-- WORKING DATA --
+--

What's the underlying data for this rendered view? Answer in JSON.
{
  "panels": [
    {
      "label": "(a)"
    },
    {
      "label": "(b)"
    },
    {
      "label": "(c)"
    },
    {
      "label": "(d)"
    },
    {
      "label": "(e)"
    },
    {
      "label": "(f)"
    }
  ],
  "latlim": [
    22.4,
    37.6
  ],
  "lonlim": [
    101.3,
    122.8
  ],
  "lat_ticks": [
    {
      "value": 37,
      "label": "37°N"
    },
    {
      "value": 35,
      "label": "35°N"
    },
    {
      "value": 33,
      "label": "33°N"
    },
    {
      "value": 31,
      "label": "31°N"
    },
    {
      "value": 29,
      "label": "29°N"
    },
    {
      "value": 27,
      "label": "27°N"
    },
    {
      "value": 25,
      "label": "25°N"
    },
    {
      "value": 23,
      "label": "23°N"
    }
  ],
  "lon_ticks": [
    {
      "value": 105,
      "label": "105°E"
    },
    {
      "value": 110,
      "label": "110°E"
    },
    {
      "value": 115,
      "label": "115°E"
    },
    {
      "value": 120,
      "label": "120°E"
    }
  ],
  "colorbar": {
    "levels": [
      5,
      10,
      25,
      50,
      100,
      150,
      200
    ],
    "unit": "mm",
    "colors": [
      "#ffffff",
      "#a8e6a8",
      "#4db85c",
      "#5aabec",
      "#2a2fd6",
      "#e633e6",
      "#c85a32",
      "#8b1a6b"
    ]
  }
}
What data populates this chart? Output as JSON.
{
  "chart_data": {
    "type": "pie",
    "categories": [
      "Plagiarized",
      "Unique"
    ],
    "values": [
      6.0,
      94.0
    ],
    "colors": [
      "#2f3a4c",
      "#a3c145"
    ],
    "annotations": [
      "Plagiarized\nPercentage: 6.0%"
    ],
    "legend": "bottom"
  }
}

+--

-- DIRECTIONS FOR THIS TASK --
Please reproduce each line exactly as written.

-- SOLUTION BELOW --
What's the underlying data for this rendered view? Answer in JSON.
{
  "panels": [
    {
      "label": "(a)"
    },
    {
      "label": "(b)"
    },
    {
      "label": "(c)"
    },
    {
      "label": "(d)"
    },
    {
      "label": "(e)"
    },
    {
      "label": "(f)"
    }
  ],
  "latlim": [
    22.4,
    37.6
  ],
  "lonlim": [
    101.3,
    122.8
  ],
  "lat_ticks": [
    {
      "value": 37,
      "label": "37°N"
    },
    {
      "value": 35,
      "label": "35°N"
    },
    {
      "value": 33,
      "label": "33°N"
    },
    {
      "value": 31,
      "label": "31°N"
    },
    {
      "value": 29,
      "label": "29°N"
    },
    {
      "value": 27,
      "label": "27°N"
    },
    {
      "value": 25,
      "label": "25°N"
    },
    {
      "value": 23,
      "label": "23°N"
    }
  ],
  "lon_ticks": [
    {
      "value": 105,
      "label": "105°E"
    },
    {
      "value": 110,
      "label": "110°E"
    },
    {
      "value": 115,
      "label": "115°E"
    },
    {
      "value": 120,
      "label": "120°E"
    }
  ],
  "colorbar": {
    "levels": [
      5,
      10,
      25,
      50,
      100,
      150,
      200
    ],
    "unit": "mm",
    "colors": [
      "#ffffff",
      "#a8e6a8",
      "#4db85c",
      "#5aabec",
      "#2a2fd6",
      "#e633e6",
      "#c85a32",
      "#8b1a6b"
    ]
  }
}
What data populates this chart? Output as JSON.
{
  "chart_data": {
    "type": "pie",
    "categories": [
      "Plagiarized",
      "Unique"
    ],
    "values": [
      6.0,
      94.0
    ],
    "colors": [
      "#2f3a4c",
      "#a3c145"
    ],
    "annotations": [
      "Plagiarized\nPercentage: 6.0%"
    ],
    "legend": "bottom"
  }
}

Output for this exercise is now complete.